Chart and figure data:
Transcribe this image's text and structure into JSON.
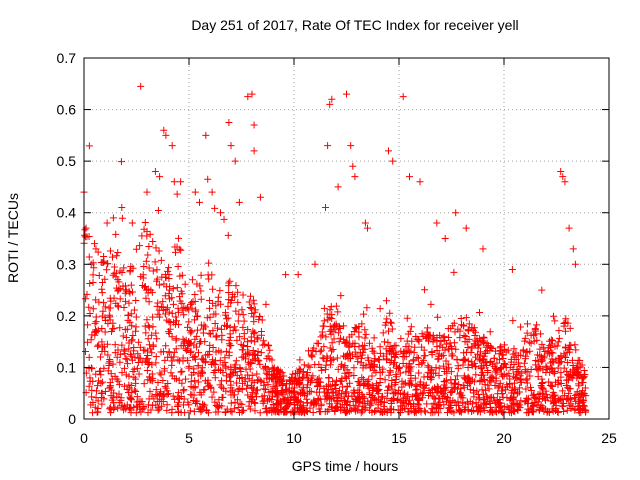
{
  "chart_data": {
    "type": "scatter",
    "title": "Day 251 of 2017, Rate Of TEC Index for receiver yell",
    "xlabel": "GPS time / hours",
    "ylabel": "ROTI / TECUs",
    "xlim": [
      0,
      25
    ],
    "ylim": [
      0,
      0.7
    ],
    "x_ticks": [
      0,
      5,
      10,
      15,
      20,
      25
    ],
    "y_ticks": [
      0,
      0.1,
      0.2,
      0.3,
      0.4,
      0.5,
      0.6,
      0.7
    ],
    "x_tick_labels": [
      "0",
      "5",
      "10",
      "15",
      "20",
      "25"
    ],
    "y_tick_labels": [
      "0",
      "0.1",
      "0.2",
      "0.3",
      "0.4",
      "0.5",
      "0.6",
      "0.7"
    ],
    "grid": true,
    "marker": "plus",
    "marker_color": "#ff0000",
    "series": [
      {
        "name": "ROTI",
        "density_profile": [
          [
            0.0,
            0.2
          ],
          [
            0.5,
            0.17
          ],
          [
            1.0,
            0.16
          ],
          [
            1.5,
            0.17
          ],
          [
            2.0,
            0.15
          ],
          [
            2.5,
            0.17
          ],
          [
            3.0,
            0.2
          ],
          [
            3.5,
            0.17
          ],
          [
            4.0,
            0.15
          ],
          [
            4.5,
            0.18
          ],
          [
            5.0,
            0.12
          ],
          [
            5.5,
            0.14
          ],
          [
            6.0,
            0.15
          ],
          [
            6.5,
            0.13
          ],
          [
            7.0,
            0.14
          ],
          [
            7.5,
            0.13
          ],
          [
            8.0,
            0.12
          ],
          [
            8.5,
            0.1
          ],
          [
            9.0,
            0.05
          ],
          [
            9.5,
            0.04
          ],
          [
            10.0,
            0.04
          ],
          [
            10.5,
            0.05
          ],
          [
            11.0,
            0.07
          ],
          [
            11.5,
            0.12
          ],
          [
            12.0,
            0.1
          ],
          [
            12.5,
            0.07
          ],
          [
            13.0,
            0.1
          ],
          [
            13.5,
            0.08
          ],
          [
            14.0,
            0.06
          ],
          [
            14.5,
            0.11
          ],
          [
            15.0,
            0.06
          ],
          [
            15.5,
            0.09
          ],
          [
            16.0,
            0.08
          ],
          [
            16.5,
            0.09
          ],
          [
            17.0,
            0.08
          ],
          [
            17.5,
            0.09
          ],
          [
            18.0,
            0.1
          ],
          [
            18.5,
            0.09
          ],
          [
            19.0,
            0.08
          ],
          [
            19.5,
            0.07
          ],
          [
            20.0,
            0.07
          ],
          [
            20.5,
            0.06
          ],
          [
            21.0,
            0.08
          ],
          [
            21.5,
            0.09
          ],
          [
            22.0,
            0.07
          ],
          [
            22.5,
            0.08
          ],
          [
            23.0,
            0.1
          ],
          [
            23.5,
            0.06
          ],
          [
            23.9,
            0.04
          ]
        ],
        "outliers": [
          [
            0.0,
            0.44
          ],
          [
            0.1,
            0.37
          ],
          [
            0.5,
            0.34
          ],
          [
            1.1,
            0.38
          ],
          [
            1.4,
            0.39
          ],
          [
            1.8,
            0.41
          ],
          [
            2.3,
            0.38
          ],
          [
            2.7,
            0.645
          ],
          [
            3.0,
            0.44
          ],
          [
            3.4,
            0.48
          ],
          [
            3.6,
            0.47
          ],
          [
            3.8,
            0.56
          ],
          [
            3.9,
            0.55
          ],
          [
            4.2,
            0.53
          ],
          [
            4.3,
            0.46
          ],
          [
            4.6,
            0.46
          ],
          [
            5.3,
            0.44
          ],
          [
            5.5,
            0.42
          ],
          [
            5.8,
            0.55
          ],
          [
            6.1,
            0.44
          ],
          [
            6.5,
            0.4
          ],
          [
            6.9,
            0.575
          ],
          [
            7.0,
            0.53
          ],
          [
            7.2,
            0.5
          ],
          [
            7.4,
            0.42
          ],
          [
            7.8,
            0.625
          ],
          [
            8.0,
            0.63
          ],
          [
            8.1,
            0.57
          ],
          [
            8.1,
            0.52
          ],
          [
            8.4,
            0.43
          ],
          [
            9.6,
            0.28
          ],
          [
            10.2,
            0.28
          ],
          [
            11.0,
            0.3
          ],
          [
            11.5,
            0.41
          ],
          [
            11.6,
            0.53
          ],
          [
            11.7,
            0.61
          ],
          [
            11.8,
            0.62
          ],
          [
            12.1,
            0.45
          ],
          [
            12.5,
            0.63
          ],
          [
            12.7,
            0.53
          ],
          [
            12.8,
            0.49
          ],
          [
            12.9,
            0.47
          ],
          [
            13.4,
            0.38
          ],
          [
            13.5,
            0.37
          ],
          [
            14.5,
            0.52
          ],
          [
            14.7,
            0.5
          ],
          [
            15.2,
            0.625
          ],
          [
            15.5,
            0.47
          ],
          [
            16.0,
            0.46
          ],
          [
            16.8,
            0.38
          ],
          [
            17.2,
            0.35
          ],
          [
            17.7,
            0.4
          ],
          [
            18.2,
            0.37
          ],
          [
            19.0,
            0.33
          ],
          [
            20.4,
            0.29
          ],
          [
            21.8,
            0.25
          ],
          [
            22.7,
            0.48
          ],
          [
            22.8,
            0.47
          ],
          [
            22.9,
            0.46
          ],
          [
            23.1,
            0.37
          ],
          [
            23.3,
            0.33
          ],
          [
            23.4,
            0.3
          ]
        ]
      }
    ]
  }
}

**Goal of the exercise:** Repeat the data in full and exactly. Omit pictures.

**Exercise result:**
Transcribe this image's text and structure into JSON.
{
  "chart_data": {
    "type": "scatter",
    "title": "Day 251 of 2017, Rate Of TEC Index for receiver yell",
    "xlabel": "GPS time / hours",
    "ylabel": "ROTI / TECUs",
    "xlim": [
      0,
      25
    ],
    "ylim": [
      0,
      0.7
    ],
    "x_ticks": [
      0,
      5,
      10,
      15,
      20,
      25
    ],
    "y_ticks": [
      0,
      0.1,
      0.2,
      0.3,
      0.4,
      0.5,
      0.6,
      0.7
    ],
    "x_tick_labels": [
      "0",
      "5",
      "10",
      "15",
      "20",
      "25"
    ],
    "y_tick_labels": [
      "0",
      "0.1",
      "0.2",
      "0.3",
      "0.4",
      "0.5",
      "0.6",
      "0.7"
    ],
    "grid": true,
    "marker": "plus",
    "marker_color": "#ff0000",
    "series": [
      {
        "name": "ROTI",
        "density_profile": [
          [
            0.0,
            0.2
          ],
          [
            0.5,
            0.17
          ],
          [
            1.0,
            0.16
          ],
          [
            1.5,
            0.17
          ],
          [
            2.0,
            0.15
          ],
          [
            2.5,
            0.17
          ],
          [
            3.0,
            0.2
          ],
          [
            3.5,
            0.17
          ],
          [
            4.0,
            0.15
          ],
          [
            4.5,
            0.18
          ],
          [
            5.0,
            0.12
          ],
          [
            5.5,
            0.14
          ],
          [
            6.0,
            0.15
          ],
          [
            6.5,
            0.13
          ],
          [
            7.0,
            0.14
          ],
          [
            7.5,
            0.13
          ],
          [
            8.0,
            0.12
          ],
          [
            8.5,
            0.1
          ],
          [
            9.0,
            0.05
          ],
          [
            9.5,
            0.04
          ],
          [
            10.0,
            0.04
          ],
          [
            10.5,
            0.05
          ],
          [
            11.0,
            0.07
          ],
          [
            11.5,
            0.12
          ],
          [
            12.0,
            0.1
          ],
          [
            12.5,
            0.07
          ],
          [
            13.0,
            0.1
          ],
          [
            13.5,
            0.08
          ],
          [
            14.0,
            0.06
          ],
          [
            14.5,
            0.11
          ],
          [
            15.0,
            0.06
          ],
          [
            15.5,
            0.09
          ],
          [
            16.0,
            0.08
          ],
          [
            16.5,
            0.09
          ],
          [
            17.0,
            0.08
          ],
          [
            17.5,
            0.09
          ],
          [
            18.0,
            0.1
          ],
          [
            18.5,
            0.09
          ],
          [
            19.0,
            0.08
          ],
          [
            19.5,
            0.07
          ],
          [
            20.0,
            0.07
          ],
          [
            20.5,
            0.06
          ],
          [
            21.0,
            0.08
          ],
          [
            21.5,
            0.09
          ],
          [
            22.0,
            0.07
          ],
          [
            22.5,
            0.08
          ],
          [
            23.0,
            0.1
          ],
          [
            23.5,
            0.06
          ],
          [
            23.9,
            0.04
          ]
        ],
        "outliers": [
          [
            0.0,
            0.44
          ],
          [
            0.1,
            0.37
          ],
          [
            0.5,
            0.34
          ],
          [
            1.1,
            0.38
          ],
          [
            1.4,
            0.39
          ],
          [
            1.8,
            0.41
          ],
          [
            2.3,
            0.38
          ],
          [
            2.7,
            0.645
          ],
          [
            3.0,
            0.44
          ],
          [
            3.4,
            0.48
          ],
          [
            3.6,
            0.47
          ],
          [
            3.8,
            0.56
          ],
          [
            3.9,
            0.55
          ],
          [
            4.2,
            0.53
          ],
          [
            4.3,
            0.46
          ],
          [
            4.6,
            0.46
          ],
          [
            5.3,
            0.44
          ],
          [
            5.5,
            0.42
          ],
          [
            5.8,
            0.55
          ],
          [
            6.1,
            0.44
          ],
          [
            6.5,
            0.4
          ],
          [
            6.9,
            0.575
          ],
          [
            7.0,
            0.53
          ],
          [
            7.2,
            0.5
          ],
          [
            7.4,
            0.42
          ],
          [
            7.8,
            0.625
          ],
          [
            8.0,
            0.63
          ],
          [
            8.1,
            0.57
          ],
          [
            8.1,
            0.52
          ],
          [
            8.4,
            0.43
          ],
          [
            9.6,
            0.28
          ],
          [
            10.2,
            0.28
          ],
          [
            11.0,
            0.3
          ],
          [
            11.5,
            0.41
          ],
          [
            11.6,
            0.53
          ],
          [
            11.7,
            0.61
          ],
          [
            11.8,
            0.62
          ],
          [
            12.1,
            0.45
          ],
          [
            12.5,
            0.63
          ],
          [
            12.7,
            0.53
          ],
          [
            12.8,
            0.49
          ],
          [
            12.9,
            0.47
          ],
          [
            13.4,
            0.38
          ],
          [
            13.5,
            0.37
          ],
          [
            14.5,
            0.52
          ],
          [
            14.7,
            0.5
          ],
          [
            15.2,
            0.625
          ],
          [
            15.5,
            0.47
          ],
          [
            16.0,
            0.46
          ],
          [
            16.8,
            0.38
          ],
          [
            17.2,
            0.35
          ],
          [
            17.7,
            0.4
          ],
          [
            18.2,
            0.37
          ],
          [
            19.0,
            0.33
          ],
          [
            20.4,
            0.29
          ],
          [
            21.8,
            0.25
          ],
          [
            22.7,
            0.48
          ],
          [
            22.8,
            0.47
          ],
          [
            22.9,
            0.46
          ],
          [
            23.1,
            0.37
          ],
          [
            23.3,
            0.33
          ],
          [
            23.4,
            0.3
          ]
        ]
      }
    ]
  }
}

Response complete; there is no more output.